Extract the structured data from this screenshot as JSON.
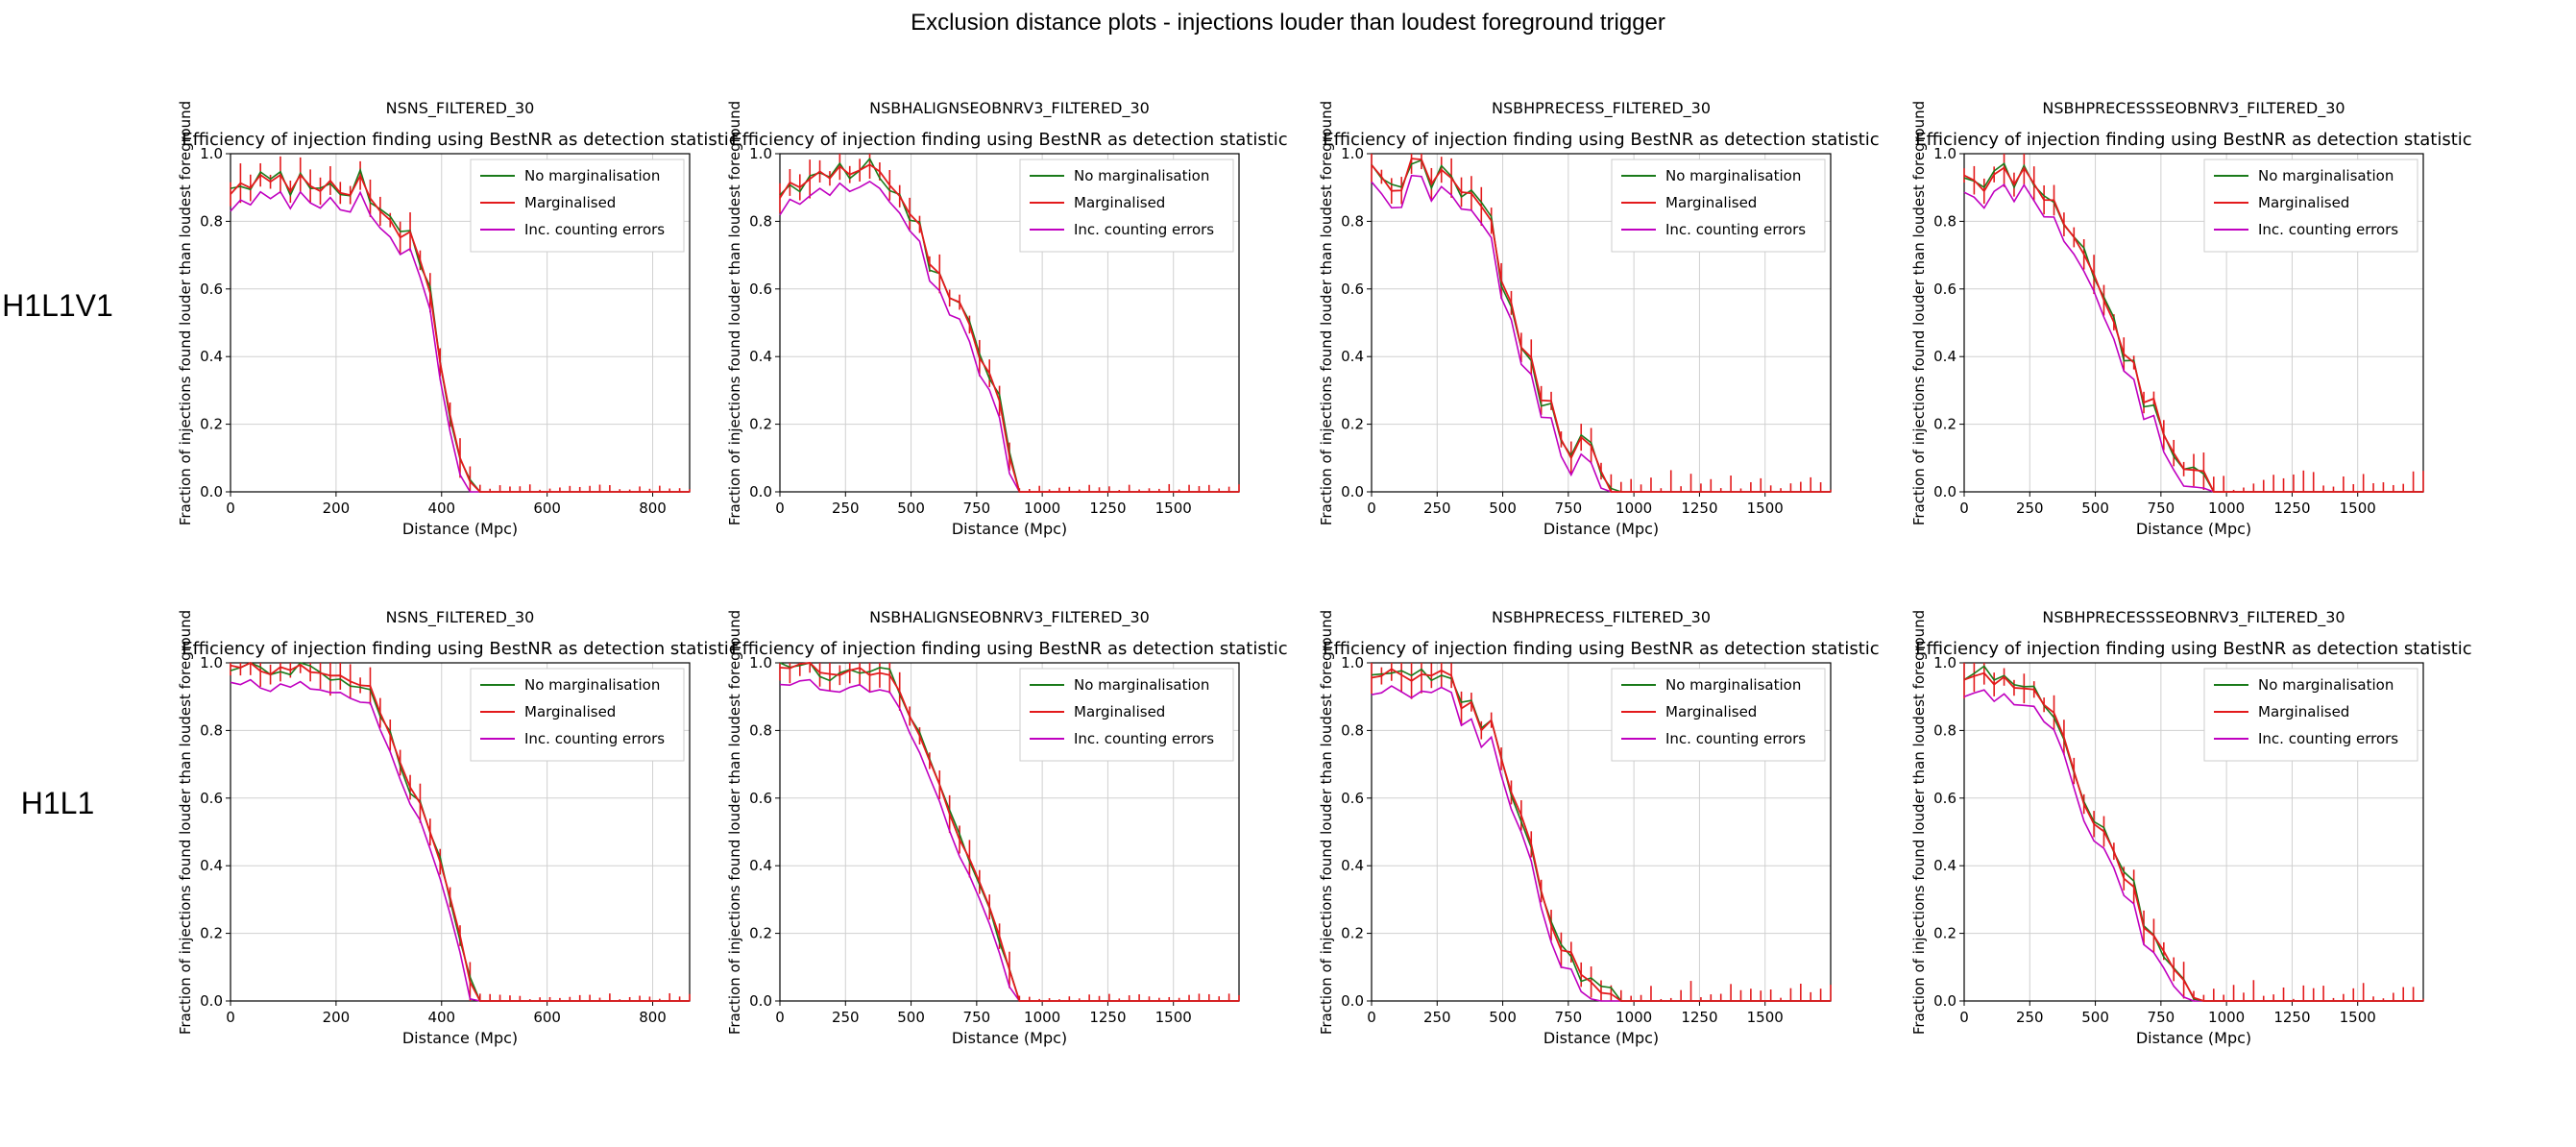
{
  "page_title": "Exclusion distance plots - injections louder than loudest foreground trigger",
  "row_labels": [
    "H1L1V1",
    "H1L1"
  ],
  "plot_subtitle": "Efficiency of injection finding using BestNR as detection statistic",
  "ylabel": "Fraction of injections found louder than loudest foreground",
  "xlabel": "Distance (Mpc)",
  "legend": [
    "No marginalisation",
    "Marginalised",
    "Inc. counting errors"
  ],
  "colors": {
    "no_marg": "#1a7a1a",
    "marg": "#e31a1c",
    "counting": "#c000c0",
    "grid": "#d0d0d0"
  },
  "chart_data": [
    {
      "type": "line",
      "panel_title": "NSNS_FILTERED_30",
      "grid": true,
      "legend_position": "top-right",
      "xlim": [
        0,
        870
      ],
      "ylim": [
        0,
        1
      ],
      "xticks": [
        0,
        200,
        400,
        600,
        800
      ],
      "yticks": [
        0.0,
        0.2,
        0.4,
        0.6,
        0.8,
        1.0
      ],
      "curve": {
        "x": [
          0,
          200,
          260,
          300,
          340,
          380,
          410,
          440,
          460,
          870
        ],
        "y": [
          0.9,
          0.92,
          0.9,
          0.82,
          0.75,
          0.55,
          0.3,
          0.1,
          0.0,
          0.0
        ]
      },
      "noise": 0.035,
      "err_max": 0.03
    },
    {
      "type": "line",
      "panel_title": "NSBHALIGNSEOBNRV3_FILTERED_30",
      "grid": true,
      "legend_position": "top-right",
      "xlim": [
        0,
        1750
      ],
      "ylim": [
        0,
        1
      ],
      "xticks": [
        0,
        250,
        500,
        750,
        1000,
        1250,
        1500
      ],
      "yticks": [
        0.0,
        0.2,
        0.4,
        0.6,
        0.8,
        1.0
      ],
      "curve": {
        "x": [
          0,
          250,
          400,
          500,
          550,
          650,
          750,
          850,
          900,
          1750
        ],
        "y": [
          0.9,
          0.95,
          0.93,
          0.85,
          0.72,
          0.58,
          0.45,
          0.25,
          0.0,
          0.0
        ]
      },
      "noise": 0.035,
      "err_max": 0.03
    },
    {
      "type": "line",
      "panel_title": "NSBHPRECESS_FILTERED_30",
      "grid": true,
      "legend_position": "top-right",
      "xlim": [
        0,
        1750
      ],
      "ylim": [
        0,
        1
      ],
      "xticks": [
        0,
        250,
        500,
        750,
        1000,
        1250,
        1500
      ],
      "yticks": [
        0.0,
        0.2,
        0.4,
        0.6,
        0.8,
        1.0
      ],
      "curve": {
        "x": [
          0,
          200,
          350,
          450,
          550,
          650,
          750,
          850,
          950,
          1750
        ],
        "y": [
          0.92,
          0.95,
          0.85,
          0.8,
          0.5,
          0.25,
          0.15,
          0.1,
          0.0,
          0.0
        ]
      },
      "noise": 0.06,
      "err_max": 0.1
    },
    {
      "type": "line",
      "panel_title": "NSBHPRECESSSEOBNRV3_FILTERED_30",
      "grid": true,
      "legend_position": "top-right",
      "xlim": [
        0,
        1750
      ],
      "ylim": [
        0,
        1
      ],
      "xticks": [
        0,
        250,
        500,
        750,
        1000,
        1250,
        1500
      ],
      "yticks": [
        0.0,
        0.2,
        0.4,
        0.6,
        0.8,
        1.0
      ],
      "curve": {
        "x": [
          0,
          250,
          350,
          450,
          550,
          650,
          750,
          850,
          950,
          1750
        ],
        "y": [
          0.92,
          0.93,
          0.85,
          0.75,
          0.55,
          0.35,
          0.2,
          0.08,
          0.0,
          0.0
        ]
      },
      "noise": 0.035,
      "err_max": 0.1
    },
    {
      "type": "line",
      "panel_title": "NSNS_FILTERED_30",
      "grid": true,
      "legend_position": "top-right",
      "xlim": [
        0,
        870
      ],
      "ylim": [
        0,
        1
      ],
      "xticks": [
        0,
        200,
        400,
        600,
        800
      ],
      "yticks": [
        0.0,
        0.2,
        0.4,
        0.6,
        0.8,
        1.0
      ],
      "curve": {
        "x": [
          0,
          200,
          260,
          300,
          340,
          380,
          410,
          440,
          460,
          870
        ],
        "y": [
          0.99,
          0.97,
          0.93,
          0.8,
          0.65,
          0.5,
          0.35,
          0.15,
          0.0,
          0.0
        ]
      },
      "noise": 0.02,
      "err_max": 0.03
    },
    {
      "type": "line",
      "panel_title": "NSBHALIGNSEOBNRV3_FILTERED_30",
      "grid": true,
      "legend_position": "top-right",
      "xlim": [
        0,
        1750
      ],
      "ylim": [
        0,
        1
      ],
      "xticks": [
        0,
        250,
        500,
        750,
        1000,
        1250,
        1500
      ],
      "yticks": [
        0.0,
        0.2,
        0.4,
        0.6,
        0.8,
        1.0
      ],
      "curve": {
        "x": [
          0,
          250,
          400,
          450,
          550,
          650,
          750,
          850,
          900,
          1750
        ],
        "y": [
          0.99,
          0.98,
          0.97,
          0.92,
          0.75,
          0.55,
          0.38,
          0.15,
          0.0,
          0.0
        ]
      },
      "noise": 0.02,
      "err_max": 0.03
    },
    {
      "type": "line",
      "panel_title": "NSBHPRECESS_FILTERED_30",
      "grid": true,
      "legend_position": "top-right",
      "xlim": [
        0,
        1750
      ],
      "ylim": [
        0,
        1
      ],
      "xticks": [
        0,
        250,
        500,
        750,
        1000,
        1250,
        1500
      ],
      "yticks": [
        0.0,
        0.2,
        0.4,
        0.6,
        0.8,
        1.0
      ],
      "curve": {
        "x": [
          0,
          200,
          350,
          450,
          550,
          650,
          750,
          850,
          950,
          1750
        ],
        "y": [
          0.98,
          0.96,
          0.9,
          0.8,
          0.6,
          0.3,
          0.15,
          0.08,
          0.0,
          0.0
        ]
      },
      "noise": 0.045,
      "err_max": 0.1
    },
    {
      "type": "line",
      "panel_title": "NSBHPRECESSSEOBNRV3_FILTERED_30",
      "grid": true,
      "legend_position": "top-right",
      "xlim": [
        0,
        1750
      ],
      "ylim": [
        0,
        1
      ],
      "xticks": [
        0,
        250,
        500,
        750,
        1000,
        1250,
        1500
      ],
      "yticks": [
        0.0,
        0.2,
        0.4,
        0.6,
        0.8,
        1.0
      ],
      "curve": {
        "x": [
          0,
          200,
          300,
          400,
          500,
          600,
          700,
          800,
          900,
          1750
        ],
        "y": [
          0.98,
          0.96,
          0.9,
          0.72,
          0.5,
          0.4,
          0.2,
          0.1,
          0.0,
          0.0
        ]
      },
      "noise": 0.035,
      "err_max": 0.1
    }
  ]
}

STATED TASK >> Output all the records, word for word, with no pictures in the copy.

TASK RESPONSE >>
Extract the structured data from this screenshot as JSON.
{
  "page_title": "Exclusion distance plots - injections louder than loudest foreground trigger",
  "row_labels": [
    "H1L1V1",
    "H1L1"
  ],
  "plot_subtitle": "Efficiency of injection finding using BestNR as detection statistic",
  "ylabel": "Fraction of injections found louder than loudest foreground",
  "xlabel": "Distance (Mpc)",
  "legend": [
    "No marginalisation",
    "Marginalised",
    "Inc. counting errors"
  ],
  "colors": {
    "no_marg": "#1a7a1a",
    "marg": "#e31a1c",
    "counting": "#c000c0",
    "grid": "#d0d0d0"
  },
  "chart_data": [
    {
      "type": "line",
      "panel_title": "NSNS_FILTERED_30",
      "grid": true,
      "legend_position": "top-right",
      "xlim": [
        0,
        870
      ],
      "ylim": [
        0,
        1
      ],
      "xticks": [
        0,
        200,
        400,
        600,
        800
      ],
      "yticks": [
        0.0,
        0.2,
        0.4,
        0.6,
        0.8,
        1.0
      ],
      "curve": {
        "x": [
          0,
          200,
          260,
          300,
          340,
          380,
          410,
          440,
          460,
          870
        ],
        "y": [
          0.9,
          0.92,
          0.9,
          0.82,
          0.75,
          0.55,
          0.3,
          0.1,
          0.0,
          0.0
        ]
      },
      "noise": 0.035,
      "err_max": 0.03
    },
    {
      "type": "line",
      "panel_title": "NSBHALIGNSEOBNRV3_FILTERED_30",
      "grid": true,
      "legend_position": "top-right",
      "xlim": [
        0,
        1750
      ],
      "ylim": [
        0,
        1
      ],
      "xticks": [
        0,
        250,
        500,
        750,
        1000,
        1250,
        1500
      ],
      "yticks": [
        0.0,
        0.2,
        0.4,
        0.6,
        0.8,
        1.0
      ],
      "curve": {
        "x": [
          0,
          250,
          400,
          500,
          550,
          650,
          750,
          850,
          900,
          1750
        ],
        "y": [
          0.9,
          0.95,
          0.93,
          0.85,
          0.72,
          0.58,
          0.45,
          0.25,
          0.0,
          0.0
        ]
      },
      "noise": 0.035,
      "err_max": 0.03
    },
    {
      "type": "line",
      "panel_title": "NSBHPRECESS_FILTERED_30",
      "grid": true,
      "legend_position": "top-right",
      "xlim": [
        0,
        1750
      ],
      "ylim": [
        0,
        1
      ],
      "xticks": [
        0,
        250,
        500,
        750,
        1000,
        1250,
        1500
      ],
      "yticks": [
        0.0,
        0.2,
        0.4,
        0.6,
        0.8,
        1.0
      ],
      "curve": {
        "x": [
          0,
          200,
          350,
          450,
          550,
          650,
          750,
          850,
          950,
          1750
        ],
        "y": [
          0.92,
          0.95,
          0.85,
          0.8,
          0.5,
          0.25,
          0.15,
          0.1,
          0.0,
          0.0
        ]
      },
      "noise": 0.06,
      "err_max": 0.1
    },
    {
      "type": "line",
      "panel_title": "NSBHPRECESSSEOBNRV3_FILTERED_30",
      "grid": true,
      "legend_position": "top-right",
      "xlim": [
        0,
        1750
      ],
      "ylim": [
        0,
        1
      ],
      "xticks": [
        0,
        250,
        500,
        750,
        1000,
        1250,
        1500
      ],
      "yticks": [
        0.0,
        0.2,
        0.4,
        0.6,
        0.8,
        1.0
      ],
      "curve": {
        "x": [
          0,
          250,
          350,
          450,
          550,
          650,
          750,
          850,
          950,
          1750
        ],
        "y": [
          0.92,
          0.93,
          0.85,
          0.75,
          0.55,
          0.35,
          0.2,
          0.08,
          0.0,
          0.0
        ]
      },
      "noise": 0.035,
      "err_max": 0.1
    },
    {
      "type": "line",
      "panel_title": "NSNS_FILTERED_30",
      "grid": true,
      "legend_position": "top-right",
      "xlim": [
        0,
        870
      ],
      "ylim": [
        0,
        1
      ],
      "xticks": [
        0,
        200,
        400,
        600,
        800
      ],
      "yticks": [
        0.0,
        0.2,
        0.4,
        0.6,
        0.8,
        1.0
      ],
      "curve": {
        "x": [
          0,
          200,
          260,
          300,
          340,
          380,
          410,
          440,
          460,
          870
        ],
        "y": [
          0.99,
          0.97,
          0.93,
          0.8,
          0.65,
          0.5,
          0.35,
          0.15,
          0.0,
          0.0
        ]
      },
      "noise": 0.02,
      "err_max": 0.03
    },
    {
      "type": "line",
      "panel_title": "NSBHALIGNSEOBNRV3_FILTERED_30",
      "grid": true,
      "legend_position": "top-right",
      "xlim": [
        0,
        1750
      ],
      "ylim": [
        0,
        1
      ],
      "xticks": [
        0,
        250,
        500,
        750,
        1000,
        1250,
        1500
      ],
      "yticks": [
        0.0,
        0.2,
        0.4,
        0.6,
        0.8,
        1.0
      ],
      "curve": {
        "x": [
          0,
          250,
          400,
          450,
          550,
          650,
          750,
          850,
          900,
          1750
        ],
        "y": [
          0.99,
          0.98,
          0.97,
          0.92,
          0.75,
          0.55,
          0.38,
          0.15,
          0.0,
          0.0
        ]
      },
      "noise": 0.02,
      "err_max": 0.03
    },
    {
      "type": "line",
      "panel_title": "NSBHPRECESS_FILTERED_30",
      "grid": true,
      "legend_position": "top-right",
      "xlim": [
        0,
        1750
      ],
      "ylim": [
        0,
        1
      ],
      "xticks": [
        0,
        250,
        500,
        750,
        1000,
        1250,
        1500
      ],
      "yticks": [
        0.0,
        0.2,
        0.4,
        0.6,
        0.8,
        1.0
      ],
      "curve": {
        "x": [
          0,
          200,
          350,
          450,
          550,
          650,
          750,
          850,
          950,
          1750
        ],
        "y": [
          0.98,
          0.96,
          0.9,
          0.8,
          0.6,
          0.3,
          0.15,
          0.08,
          0.0,
          0.0
        ]
      },
      "noise": 0.045,
      "err_max": 0.1
    },
    {
      "type": "line",
      "panel_title": "NSBHPRECESSSEOBNRV3_FILTERED_30",
      "grid": true,
      "legend_position": "top-right",
      "xlim": [
        0,
        1750
      ],
      "ylim": [
        0,
        1
      ],
      "xticks": [
        0,
        250,
        500,
        750,
        1000,
        1250,
        1500
      ],
      "yticks": [
        0.0,
        0.2,
        0.4,
        0.6,
        0.8,
        1.0
      ],
      "curve": {
        "x": [
          0,
          200,
          300,
          400,
          500,
          600,
          700,
          800,
          900,
          1750
        ],
        "y": [
          0.98,
          0.96,
          0.9,
          0.72,
          0.5,
          0.4,
          0.2,
          0.1,
          0.0,
          0.0
        ]
      },
      "noise": 0.035,
      "err_max": 0.1
    }
  ]
}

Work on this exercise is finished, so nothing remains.